WHAT THIS TASK INVOLVES
Transcribe the entries exactly; images are not part of the copy.

INPUT ROWS
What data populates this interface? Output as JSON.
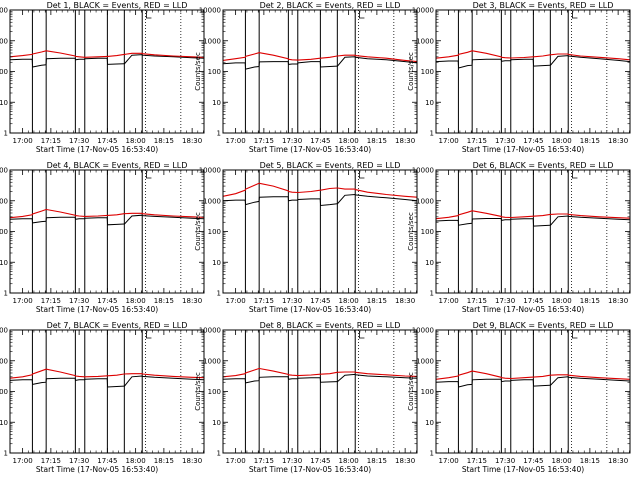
{
  "chart_data": {
    "type": "line",
    "layout": "3x3 grid of panels",
    "x_tick_labels": [
      "17:00",
      "17:15",
      "17:30",
      "17:45",
      "18:00",
      "18:15",
      "18:30"
    ],
    "x_tick_minutes": [
      0,
      15,
      30,
      45,
      60,
      75,
      90
    ],
    "x_range_minutes": [
      -6.7,
      96.3
    ],
    "y_scale": "log",
    "ylim": [
      1,
      10000
    ],
    "y_tick_values": [
      1,
      10,
      100,
      1000,
      10000
    ],
    "y_tick_labels": [
      "1",
      "10",
      "100",
      "1000",
      "10000"
    ],
    "ylabel": "Counts/sec",
    "xlabel": "Start Time (17-Nov-05 16:53:40)",
    "series_colors": {
      "events": "#000000",
      "lld": "#dd0000"
    },
    "solid_markers_minutes": [
      5.2,
      12.5,
      28.0,
      33.0,
      45.0,
      54.0,
      63.5
    ],
    "dotted_markers_minutes": [
      65.2,
      84.0
    ],
    "sample_minutes": [
      -6.7,
      0,
      5.1,
      5.3,
      10,
      12.4,
      12.6,
      20,
      27.9,
      28.1,
      30,
      32.9,
      33.1,
      40,
      44.9,
      45.1,
      50,
      53.9,
      54.1,
      58,
      63.4,
      63.6,
      70,
      80,
      90,
      96.3
    ],
    "panels": [
      {
        "title": "Det 1, BLACK = Events, RED = LLD",
        "events": [
          240,
          250,
          250,
          140,
          160,
          165,
          260,
          270,
          270,
          240,
          250,
          250,
          260,
          270,
          270,
          170,
          175,
          180,
          180,
          340,
          355,
          340,
          320,
          300,
          280,
          270
        ],
        "lld": [
          300,
          330,
          360,
          370,
          430,
          470,
          470,
          400,
          320,
          310,
          300,
          290,
          290,
          300,
          310,
          310,
          330,
          360,
          360,
          390,
          390,
          380,
          350,
          320,
          300,
          290
        ]
      },
      {
        "title": "Det 2, BLACK = Events, RED = LLD",
        "events": [
          180,
          190,
          190,
          120,
          140,
          145,
          205,
          210,
          210,
          170,
          175,
          175,
          190,
          210,
          210,
          140,
          145,
          150,
          150,
          290,
          300,
          290,
          260,
          240,
          210,
          190
        ],
        "lld": [
          230,
          260,
          290,
          310,
          370,
          410,
          410,
          340,
          260,
          250,
          240,
          235,
          235,
          250,
          270,
          270,
          290,
          320,
          320,
          340,
          340,
          330,
          300,
          270,
          230,
          210
        ]
      },
      {
        "title": "Det 3, BLACK = Events, RED = LLD",
        "events": [
          210,
          220,
          220,
          130,
          155,
          160,
          240,
          250,
          250,
          215,
          225,
          225,
          240,
          250,
          250,
          150,
          155,
          160,
          160,
          310,
          330,
          320,
          290,
          260,
          230,
          210
        ],
        "lld": [
          270,
          300,
          340,
          360,
          420,
          470,
          470,
          390,
          300,
          290,
          280,
          275,
          275,
          285,
          300,
          300,
          320,
          350,
          350,
          370,
          370,
          360,
          320,
          290,
          260,
          240
        ]
      },
      {
        "title": "Det 4, BLACK = Events, RED = LLD",
        "events": [
          250,
          260,
          260,
          190,
          210,
          215,
          280,
          290,
          290,
          250,
          260,
          260,
          270,
          280,
          280,
          165,
          170,
          175,
          175,
          320,
          340,
          330,
          310,
          290,
          270,
          260
        ],
        "lld": [
          280,
          310,
          350,
          370,
          460,
          520,
          520,
          430,
          340,
          330,
          320,
          310,
          310,
          320,
          335,
          335,
          350,
          380,
          380,
          390,
          390,
          380,
          350,
          320,
          300,
          290
        ]
      },
      {
        "title": "Det 5, BLACK = Events, RED = LLD",
        "events": [
          1000,
          1050,
          1050,
          750,
          900,
          950,
          1300,
          1350,
          1350,
          1000,
          1050,
          1050,
          1100,
          1150,
          1150,
          700,
          750,
          800,
          800,
          1500,
          1600,
          1550,
          1400,
          1250,
          1100,
          1000
        ],
        "lld": [
          1400,
          1700,
          2200,
          2400,
          3200,
          3700,
          3700,
          3000,
          2100,
          2000,
          1900,
          1850,
          1850,
          2000,
          2200,
          2200,
          2500,
          2600,
          2600,
          2400,
          2400,
          2300,
          1900,
          1600,
          1400,
          1300
        ]
      },
      {
        "title": "Det 6, BLACK = Events, RED = LLD",
        "events": [
          220,
          230,
          230,
          160,
          180,
          185,
          255,
          265,
          265,
          230,
          240,
          240,
          250,
          260,
          260,
          150,
          155,
          160,
          160,
          300,
          320,
          310,
          290,
          270,
          250,
          240
        ],
        "lld": [
          260,
          290,
          330,
          350,
          420,
          470,
          470,
          390,
          310,
          300,
          290,
          285,
          285,
          300,
          315,
          315,
          330,
          360,
          360,
          370,
          370,
          360,
          330,
          300,
          280,
          270
        ]
      },
      {
        "title": "Det 7, BLACK = Events, RED = LLD",
        "events": [
          230,
          240,
          240,
          170,
          195,
          200,
          260,
          270,
          270,
          230,
          240,
          240,
          250,
          260,
          260,
          140,
          145,
          150,
          150,
          300,
          320,
          310,
          290,
          270,
          250,
          240
        ],
        "lld": [
          270,
          300,
          350,
          370,
          470,
          530,
          530,
          430,
          330,
          320,
          310,
          300,
          300,
          310,
          325,
          325,
          340,
          370,
          370,
          380,
          380,
          370,
          340,
          310,
          290,
          280
        ]
      },
      {
        "title": "Det 8, BLACK = Events, RED = LLD",
        "events": [
          250,
          260,
          260,
          190,
          220,
          225,
          290,
          300,
          300,
          250,
          260,
          260,
          270,
          280,
          280,
          200,
          205,
          210,
          210,
          340,
          360,
          350,
          320,
          300,
          280,
          270
        ],
        "lld": [
          300,
          330,
          380,
          400,
          500,
          560,
          560,
          460,
          360,
          350,
          340,
          330,
          330,
          345,
          365,
          365,
          380,
          420,
          420,
          430,
          430,
          420,
          380,
          350,
          320,
          310
        ]
      },
      {
        "title": "Det 9, BLACK = Events, RED = LLD",
        "events": [
          200,
          210,
          210,
          140,
          165,
          170,
          240,
          250,
          250,
          210,
          220,
          220,
          230,
          240,
          240,
          150,
          155,
          160,
          160,
          280,
          300,
          290,
          270,
          250,
          230,
          220
        ],
        "lld": [
          250,
          280,
          320,
          340,
          410,
          460,
          460,
          380,
          290,
          280,
          270,
          265,
          265,
          280,
          295,
          295,
          310,
          340,
          340,
          350,
          350,
          340,
          310,
          280,
          260,
          250
        ]
      }
    ]
  }
}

FINISHED ANSWER
What data populates this interface? Output as JSON.
{
  "chart_data": {
    "type": "line",
    "layout": "3x3 grid of panels",
    "x_tick_labels": [
      "17:00",
      "17:15",
      "17:30",
      "17:45",
      "18:00",
      "18:15",
      "18:30"
    ],
    "x_tick_minutes": [
      0,
      15,
      30,
      45,
      60,
      75,
      90
    ],
    "x_range_minutes": [
      -6.7,
      96.3
    ],
    "y_scale": "log",
    "ylim": [
      1,
      10000
    ],
    "y_tick_values": [
      1,
      10,
      100,
      1000,
      10000
    ],
    "y_tick_labels": [
      "1",
      "10",
      "100",
      "1000",
      "10000"
    ],
    "ylabel": "Counts/sec",
    "xlabel": "Start Time (17-Nov-05 16:53:40)",
    "series_colors": {
      "events": "#000000",
      "lld": "#dd0000"
    },
    "solid_markers_minutes": [
      5.2,
      12.5,
      28.0,
      33.0,
      45.0,
      54.0,
      63.5
    ],
    "dotted_markers_minutes": [
      65.2,
      84.0
    ],
    "sample_minutes": [
      -6.7,
      0,
      5.1,
      5.3,
      10,
      12.4,
      12.6,
      20,
      27.9,
      28.1,
      30,
      32.9,
      33.1,
      40,
      44.9,
      45.1,
      50,
      53.9,
      54.1,
      58,
      63.4,
      63.6,
      70,
      80,
      90,
      96.3
    ],
    "panels": [
      {
        "title": "Det 1, BLACK = Events, RED = LLD",
        "events": [
          240,
          250,
          250,
          140,
          160,
          165,
          260,
          270,
          270,
          240,
          250,
          250,
          260,
          270,
          270,
          170,
          175,
          180,
          180,
          340,
          355,
          340,
          320,
          300,
          280,
          270
        ],
        "lld": [
          300,
          330,
          360,
          370,
          430,
          470,
          470,
          400,
          320,
          310,
          300,
          290,
          290,
          300,
          310,
          310,
          330,
          360,
          360,
          390,
          390,
          380,
          350,
          320,
          300,
          290
        ]
      },
      {
        "title": "Det 2, BLACK = Events, RED = LLD",
        "events": [
          180,
          190,
          190,
          120,
          140,
          145,
          205,
          210,
          210,
          170,
          175,
          175,
          190,
          210,
          210,
          140,
          145,
          150,
          150,
          290,
          300,
          290,
          260,
          240,
          210,
          190
        ],
        "lld": [
          230,
          260,
          290,
          310,
          370,
          410,
          410,
          340,
          260,
          250,
          240,
          235,
          235,
          250,
          270,
          270,
          290,
          320,
          320,
          340,
          340,
          330,
          300,
          270,
          230,
          210
        ]
      },
      {
        "title": "Det 3, BLACK = Events, RED = LLD",
        "events": [
          210,
          220,
          220,
          130,
          155,
          160,
          240,
          250,
          250,
          215,
          225,
          225,
          240,
          250,
          250,
          150,
          155,
          160,
          160,
          310,
          330,
          320,
          290,
          260,
          230,
          210
        ],
        "lld": [
          270,
          300,
          340,
          360,
          420,
          470,
          470,
          390,
          300,
          290,
          280,
          275,
          275,
          285,
          300,
          300,
          320,
          350,
          350,
          370,
          370,
          360,
          320,
          290,
          260,
          240
        ]
      },
      {
        "title": "Det 4, BLACK = Events, RED = LLD",
        "events": [
          250,
          260,
          260,
          190,
          210,
          215,
          280,
          290,
          290,
          250,
          260,
          260,
          270,
          280,
          280,
          165,
          170,
          175,
          175,
          320,
          340,
          330,
          310,
          290,
          270,
          260
        ],
        "lld": [
          280,
          310,
          350,
          370,
          460,
          520,
          520,
          430,
          340,
          330,
          320,
          310,
          310,
          320,
          335,
          335,
          350,
          380,
          380,
          390,
          390,
          380,
          350,
          320,
          300,
          290
        ]
      },
      {
        "title": "Det 5, BLACK = Events, RED = LLD",
        "events": [
          1000,
          1050,
          1050,
          750,
          900,
          950,
          1300,
          1350,
          1350,
          1000,
          1050,
          1050,
          1100,
          1150,
          1150,
          700,
          750,
          800,
          800,
          1500,
          1600,
          1550,
          1400,
          1250,
          1100,
          1000
        ],
        "lld": [
          1400,
          1700,
          2200,
          2400,
          3200,
          3700,
          3700,
          3000,
          2100,
          2000,
          1900,
          1850,
          1850,
          2000,
          2200,
          2200,
          2500,
          2600,
          2600,
          2400,
          2400,
          2300,
          1900,
          1600,
          1400,
          1300
        ]
      },
      {
        "title": "Det 6, BLACK = Events, RED = LLD",
        "events": [
          220,
          230,
          230,
          160,
          180,
          185,
          255,
          265,
          265,
          230,
          240,
          240,
          250,
          260,
          260,
          150,
          155,
          160,
          160,
          300,
          320,
          310,
          290,
          270,
          250,
          240
        ],
        "lld": [
          260,
          290,
          330,
          350,
          420,
          470,
          470,
          390,
          310,
          300,
          290,
          285,
          285,
          300,
          315,
          315,
          330,
          360,
          360,
          370,
          370,
          360,
          330,
          300,
          280,
          270
        ]
      },
      {
        "title": "Det 7, BLACK = Events, RED = LLD",
        "events": [
          230,
          240,
          240,
          170,
          195,
          200,
          260,
          270,
          270,
          230,
          240,
          240,
          250,
          260,
          260,
          140,
          145,
          150,
          150,
          300,
          320,
          310,
          290,
          270,
          250,
          240
        ],
        "lld": [
          270,
          300,
          350,
          370,
          470,
          530,
          530,
          430,
          330,
          320,
          310,
          300,
          300,
          310,
          325,
          325,
          340,
          370,
          370,
          380,
          380,
          370,
          340,
          310,
          290,
          280
        ]
      },
      {
        "title": "Det 8, BLACK = Events, RED = LLD",
        "events": [
          250,
          260,
          260,
          190,
          220,
          225,
          290,
          300,
          300,
          250,
          260,
          260,
          270,
          280,
          280,
          200,
          205,
          210,
          210,
          340,
          360,
          350,
          320,
          300,
          280,
          270
        ],
        "lld": [
          300,
          330,
          380,
          400,
          500,
          560,
          560,
          460,
          360,
          350,
          340,
          330,
          330,
          345,
          365,
          365,
          380,
          420,
          420,
          430,
          430,
          420,
          380,
          350,
          320,
          310
        ]
      },
      {
        "title": "Det 9, BLACK = Events, RED = LLD",
        "events": [
          200,
          210,
          210,
          140,
          165,
          170,
          240,
          250,
          250,
          210,
          220,
          220,
          230,
          240,
          240,
          150,
          155,
          160,
          160,
          280,
          300,
          290,
          270,
          250,
          230,
          220
        ],
        "lld": [
          250,
          280,
          320,
          340,
          410,
          460,
          460,
          380,
          290,
          280,
          270,
          265,
          265,
          280,
          295,
          295,
          310,
          340,
          340,
          350,
          350,
          340,
          310,
          280,
          260,
          250
        ]
      }
    ]
  }
}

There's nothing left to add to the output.